= TASK INSTRUCTIONS =
Every record that follows should be printed verbatim.

________________

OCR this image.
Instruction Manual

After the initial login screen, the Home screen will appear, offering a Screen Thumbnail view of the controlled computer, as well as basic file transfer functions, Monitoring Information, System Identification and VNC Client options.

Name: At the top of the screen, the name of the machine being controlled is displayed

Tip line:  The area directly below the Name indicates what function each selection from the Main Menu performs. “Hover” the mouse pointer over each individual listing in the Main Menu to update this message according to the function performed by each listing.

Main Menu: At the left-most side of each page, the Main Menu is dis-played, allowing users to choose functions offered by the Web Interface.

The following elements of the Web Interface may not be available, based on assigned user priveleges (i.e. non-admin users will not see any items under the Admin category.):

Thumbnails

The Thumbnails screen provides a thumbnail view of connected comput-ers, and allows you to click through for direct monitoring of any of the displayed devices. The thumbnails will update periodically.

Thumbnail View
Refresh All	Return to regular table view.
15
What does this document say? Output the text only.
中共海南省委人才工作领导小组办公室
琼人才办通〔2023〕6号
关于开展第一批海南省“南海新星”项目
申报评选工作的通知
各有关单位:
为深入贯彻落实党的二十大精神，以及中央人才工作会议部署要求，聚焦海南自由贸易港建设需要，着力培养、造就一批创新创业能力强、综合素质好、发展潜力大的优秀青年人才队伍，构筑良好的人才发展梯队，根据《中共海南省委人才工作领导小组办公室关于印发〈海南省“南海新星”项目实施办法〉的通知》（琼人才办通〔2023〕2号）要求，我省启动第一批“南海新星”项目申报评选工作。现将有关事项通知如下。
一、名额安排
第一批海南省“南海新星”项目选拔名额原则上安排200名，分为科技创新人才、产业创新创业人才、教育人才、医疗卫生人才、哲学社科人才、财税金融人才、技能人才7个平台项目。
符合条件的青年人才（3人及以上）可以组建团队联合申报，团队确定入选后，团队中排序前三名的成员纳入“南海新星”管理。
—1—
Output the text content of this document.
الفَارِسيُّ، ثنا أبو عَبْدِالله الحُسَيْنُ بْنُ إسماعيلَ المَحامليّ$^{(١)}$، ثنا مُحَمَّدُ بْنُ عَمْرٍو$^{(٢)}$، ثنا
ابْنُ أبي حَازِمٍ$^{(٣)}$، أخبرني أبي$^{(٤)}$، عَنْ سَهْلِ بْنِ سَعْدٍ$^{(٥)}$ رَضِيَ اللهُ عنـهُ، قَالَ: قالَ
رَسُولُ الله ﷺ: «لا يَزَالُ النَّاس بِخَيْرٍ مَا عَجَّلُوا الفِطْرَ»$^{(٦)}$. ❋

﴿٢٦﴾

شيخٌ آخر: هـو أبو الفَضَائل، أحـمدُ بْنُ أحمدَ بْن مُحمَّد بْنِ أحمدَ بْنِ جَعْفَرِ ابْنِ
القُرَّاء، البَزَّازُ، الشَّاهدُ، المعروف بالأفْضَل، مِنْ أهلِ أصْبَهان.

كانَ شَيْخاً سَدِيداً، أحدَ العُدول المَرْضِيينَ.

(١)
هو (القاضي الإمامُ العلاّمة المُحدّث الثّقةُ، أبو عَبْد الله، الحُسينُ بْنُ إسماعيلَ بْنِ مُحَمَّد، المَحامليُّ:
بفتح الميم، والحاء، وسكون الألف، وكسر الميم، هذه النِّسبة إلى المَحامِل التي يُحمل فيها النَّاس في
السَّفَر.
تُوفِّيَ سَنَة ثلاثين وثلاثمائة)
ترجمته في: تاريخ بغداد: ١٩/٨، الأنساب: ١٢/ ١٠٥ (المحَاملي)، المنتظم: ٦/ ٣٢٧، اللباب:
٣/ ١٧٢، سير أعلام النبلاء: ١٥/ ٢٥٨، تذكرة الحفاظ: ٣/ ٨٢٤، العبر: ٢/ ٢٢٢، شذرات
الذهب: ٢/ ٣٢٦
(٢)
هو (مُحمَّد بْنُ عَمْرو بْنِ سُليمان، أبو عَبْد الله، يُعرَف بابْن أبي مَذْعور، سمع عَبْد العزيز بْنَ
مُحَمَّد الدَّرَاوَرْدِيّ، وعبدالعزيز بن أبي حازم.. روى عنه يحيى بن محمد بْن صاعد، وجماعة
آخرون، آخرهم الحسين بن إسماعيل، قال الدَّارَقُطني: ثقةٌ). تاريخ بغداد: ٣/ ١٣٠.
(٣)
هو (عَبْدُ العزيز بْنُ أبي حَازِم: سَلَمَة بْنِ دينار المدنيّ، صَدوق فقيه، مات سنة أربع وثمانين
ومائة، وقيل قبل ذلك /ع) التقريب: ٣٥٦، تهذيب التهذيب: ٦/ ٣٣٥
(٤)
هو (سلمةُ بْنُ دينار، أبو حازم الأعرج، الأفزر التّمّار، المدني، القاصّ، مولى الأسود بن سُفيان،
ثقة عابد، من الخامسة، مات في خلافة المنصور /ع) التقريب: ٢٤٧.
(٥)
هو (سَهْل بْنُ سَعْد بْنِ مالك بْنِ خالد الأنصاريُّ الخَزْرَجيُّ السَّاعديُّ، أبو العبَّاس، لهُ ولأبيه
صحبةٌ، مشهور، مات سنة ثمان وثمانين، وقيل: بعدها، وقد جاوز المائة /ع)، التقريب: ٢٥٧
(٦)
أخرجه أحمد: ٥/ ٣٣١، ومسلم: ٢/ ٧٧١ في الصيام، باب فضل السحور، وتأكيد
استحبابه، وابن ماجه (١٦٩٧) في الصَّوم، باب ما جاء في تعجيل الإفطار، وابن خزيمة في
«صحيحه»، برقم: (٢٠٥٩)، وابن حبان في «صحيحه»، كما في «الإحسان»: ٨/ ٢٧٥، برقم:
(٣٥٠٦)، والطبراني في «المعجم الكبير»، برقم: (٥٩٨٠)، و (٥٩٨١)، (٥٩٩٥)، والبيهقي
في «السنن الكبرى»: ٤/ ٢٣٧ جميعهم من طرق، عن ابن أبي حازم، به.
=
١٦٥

________________

= COMPLETED EXERCISE =
OCR this image.
Instruction Manual

After the initial login screen, the Home screen will appear, offering a Screen Thumbnail view of the controlled computer, as well as basic file transfer functions, Monitoring Information, System Identification and VNC Client options.

Name: At the top of the screen, the name of the machine being controlled is displayed

Tip line:  The area directly below the Name indicates what function each selection from the Main Menu performs. “Hover” the mouse pointer over each individual listing in the Main Menu to update this message according to the function performed by each listing.

Main Menu: At the left-most side of each page, the Main Menu is dis-played, allowing users to choose functions offered by the Web Interface.

The following elements of the Web Interface may not be available, based on assigned user priveleges (i.e. non-admin users will not see any items under the Admin category.):

Thumbnails

The Thumbnails screen provides a thumbnail view of connected comput-ers, and allows you to click through for direct monitoring of any of the displayed devices. The thumbnails will update periodically.

Thumbnail View
Refresh All	Return to regular table view.
15
What does this document say? Output the text only.
中共海南省委人才工作领导小组办公室
琼人才办通〔2023〕6号
关于开展第一批海南省“南海新星”项目
申报评选工作的通知
各有关单位:
为深入贯彻落实党的二十大精神，以及中央人才工作会议部署要求，聚焦海南自由贸易港建设需要，着力培养、造就一批创新创业能力强、综合素质好、发展潜力大的优秀青年人才队伍，构筑良好的人才发展梯队，根据《中共海南省委人才工作领导小组办公室关于印发〈海南省“南海新星”项目实施办法〉的通知》（琼人才办通〔2023〕2号）要求，我省启动第一批“南海新星”项目申报评选工作。现将有关事项通知如下。
一、名额安排
第一批海南省“南海新星”项目选拔名额原则上安排200名，分为科技创新人才、产业创新创业人才、教育人才、医疗卫生人才、哲学社科人才、财税金融人才、技能人才7个平台项目。
符合条件的青年人才（3人及以上）可以组建团队联合申报，团队确定入选后，团队中排序前三名的成员纳入“南海新星”管理。
—1—
Output the text content of this document.
الفَارِسيُّ، ثنا أبو عَبْدِالله الحُسَيْنُ بْنُ إسماعيلَ المَحامليّ$^{(١)}$، ثنا مُحَمَّدُ بْنُ عَمْرٍو$^{(٢)}$، ثنا
ابْنُ أبي حَازِمٍ$^{(٣)}$، أخبرني أبي$^{(٤)}$، عَنْ سَهْلِ بْنِ سَعْدٍ$^{(٥)}$ رَضِيَ اللهُ عنـهُ، قَالَ: قالَ
رَسُولُ الله ﷺ: «لا يَزَالُ النَّاس بِخَيْرٍ مَا عَجَّلُوا الفِطْرَ»$^{(٦)}$. ❋

﴿٢٦﴾

شيخٌ آخر: هـو أبو الفَضَائل، أحـمدُ بْنُ أحمدَ بْن مُحمَّد بْنِ أحمدَ بْنِ جَعْفَرِ ابْنِ
القُرَّاء، البَزَّازُ، الشَّاهدُ، المعروف بالأفْضَل، مِنْ أهلِ أصْبَهان.

كانَ شَيْخاً سَدِيداً، أحدَ العُدول المَرْضِيينَ.

(١)
هو (القاضي الإمامُ العلاّمة المُحدّث الثّقةُ، أبو عَبْد الله، الحُسينُ بْنُ إسماعيلَ بْنِ مُحَمَّد، المَحامليُّ:
بفتح الميم، والحاء، وسكون الألف، وكسر الميم، هذه النِّسبة إلى المَحامِل التي يُحمل فيها النَّاس في
السَّفَر.
تُوفِّيَ سَنَة ثلاثين وثلاثمائة)
ترجمته في: تاريخ بغداد: ١٩/٨، الأنساب: ١٢/ ١٠٥ (المحَاملي)، المنتظم: ٦/ ٣٢٧، اللباب:
٣/ ١٧٢، سير أعلام النبلاء: ١٥/ ٢٥٨، تذكرة الحفاظ: ٣/ ٨٢٤، العبر: ٢/ ٢٢٢، شذرات
الذهب: ٢/ ٣٢٦
(٢)
هو (مُحمَّد بْنُ عَمْرو بْنِ سُليمان، أبو عَبْد الله، يُعرَف بابْن أبي مَذْعور، سمع عَبْد العزيز بْنَ
مُحَمَّد الدَّرَاوَرْدِيّ، وعبدالعزيز بن أبي حازم.. روى عنه يحيى بن محمد بْن صاعد، وجماعة
آخرون، آخرهم الحسين بن إسماعيل، قال الدَّارَقُطني: ثقةٌ). تاريخ بغداد: ٣/ ١٣٠.
(٣)
هو (عَبْدُ العزيز بْنُ أبي حَازِم: سَلَمَة بْنِ دينار المدنيّ، صَدوق فقيه، مات سنة أربع وثمانين
ومائة، وقيل قبل ذلك /ع) التقريب: ٣٥٦، تهذيب التهذيب: ٦/ ٣٣٥
(٤)
هو (سلمةُ بْنُ دينار، أبو حازم الأعرج، الأفزر التّمّار، المدني، القاصّ، مولى الأسود بن سُفيان،
ثقة عابد، من الخامسة، مات في خلافة المنصور /ع) التقريب: ٢٤٧.
(٥)
هو (سَهْل بْنُ سَعْد بْنِ مالك بْنِ خالد الأنصاريُّ الخَزْرَجيُّ السَّاعديُّ، أبو العبَّاس، لهُ ولأبيه
صحبةٌ، مشهور، مات سنة ثمان وثمانين، وقيل: بعدها، وقد جاوز المائة /ع)، التقريب: ٢٥٧
(٦)
أخرجه أحمد: ٥/ ٣٣١، ومسلم: ٢/ ٧٧١ في الصيام، باب فضل السحور، وتأكيد
استحبابه، وابن ماجه (١٦٩٧) في الصَّوم، باب ما جاء في تعجيل الإفطار، وابن خزيمة في
«صحيحه»، برقم: (٢٠٥٩)، وابن حبان في «صحيحه»، كما في «الإحسان»: ٨/ ٢٧٥، برقم:
(٣٥٠٦)، والطبراني في «المعجم الكبير»، برقم: (٥٩٨٠)، و (٥٩٨١)، (٥٩٩٥)، والبيهقي
في «السنن الكبرى»: ٤/ ٢٣٧ جميعهم من طرق، عن ابن أبي حازم، به.
=
١٦٥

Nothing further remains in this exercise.